- [WHAT TO PRODUCE]: Report every line in the listing that contains the string "после".

- [Rows from a dataset]:

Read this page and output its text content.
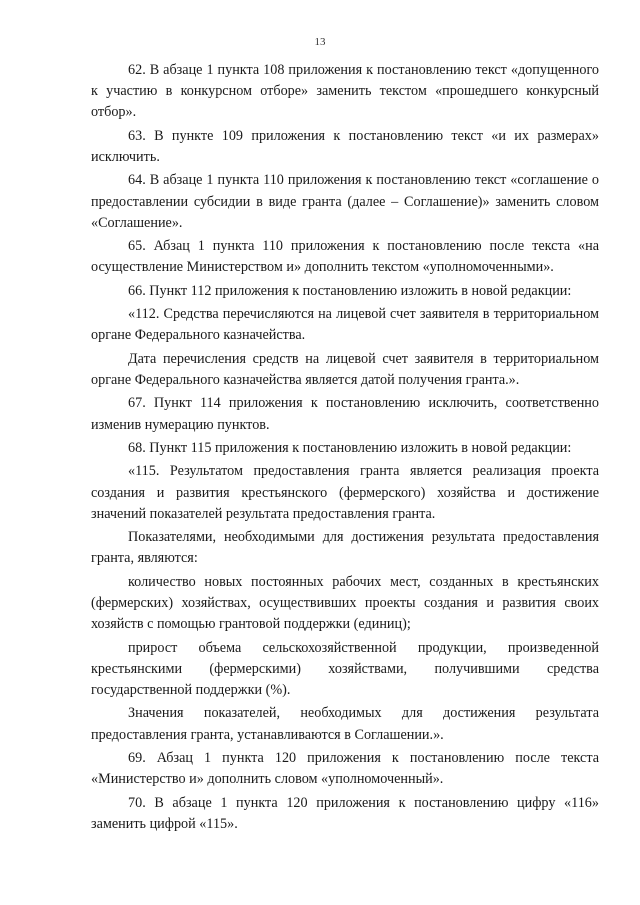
13

62. В абзаце 1 пункта 108 приложения к постановлению текст «допущенного к участию в конкурсном отборе» заменить текстом «прошедшего конкурсный отбор».

63. В пункте 109 приложения к постановлению текст «и их размерах» исключить.

64. В абзаце 1 пункта 110 приложения к постановлению текст «соглашение о предоставлении субсидии в виде гранта (далее – Соглашение)» заменить словом «Соглашение».

65. Абзац 1 пункта 110 приложения к постановлению после текста «на осуществление Министерством и» дополнить текстом «уполномоченными».

66. Пункт 112 приложения к постановлению изложить в новой редакции:

«112. Средства перечисляются на лицевой счет заявителя в территориальном органе Федерального казначейства.

Дата перечисления средств на лицевой счет заявителя в территориальном органе Федерального казначейства является датой получения гранта.».

67. Пункт 114 приложения к постановлению исключить, соответственно изменив нумерацию пунктов.

68. Пункт 115 приложения к постановлению изложить в новой редакции:

«115. Результатом предоставления гранта является реализация проекта создания и развития крестьянского (фермерского) хозяйства и достижение значений показателей результата предоставления гранта.

Показателями, необходимыми для достижения результата предоставления гранта, являются:

количество новых постоянных рабочих мест, созданных в крестьянских (фермерских) хозяйствах, осуществивших проекты создания и развития своих хозяйств с помощью грантовой поддержки (единиц);

прирост объема сельскохозяйственной продукции, произведенной крестьянскими (фермерскими) хозяйствами, получившими средства государственной поддержки (%).

Значения показателей, необходимых для достижения результата предоставления гранта, устанавливаются в Соглашении.».

69. Абзац 1 пункта 120 приложения к постановлению после текста «Министерство и» дополнить словом «уполномоченный».

70. В абзаце 1 пункта 120 приложения к постановлению цифру «116» заменить цифрой «115».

- [TASK OUTPUT]:
65. Абзац 1 пункта 110 приложения к постановлению после текста «на осуществление Министерством и» дополнить текстом «уполномоченными».
69. Абзац 1 пункта 120 приложения к постановлению после текста «Министерство и» дополнить словом «уполномоченный».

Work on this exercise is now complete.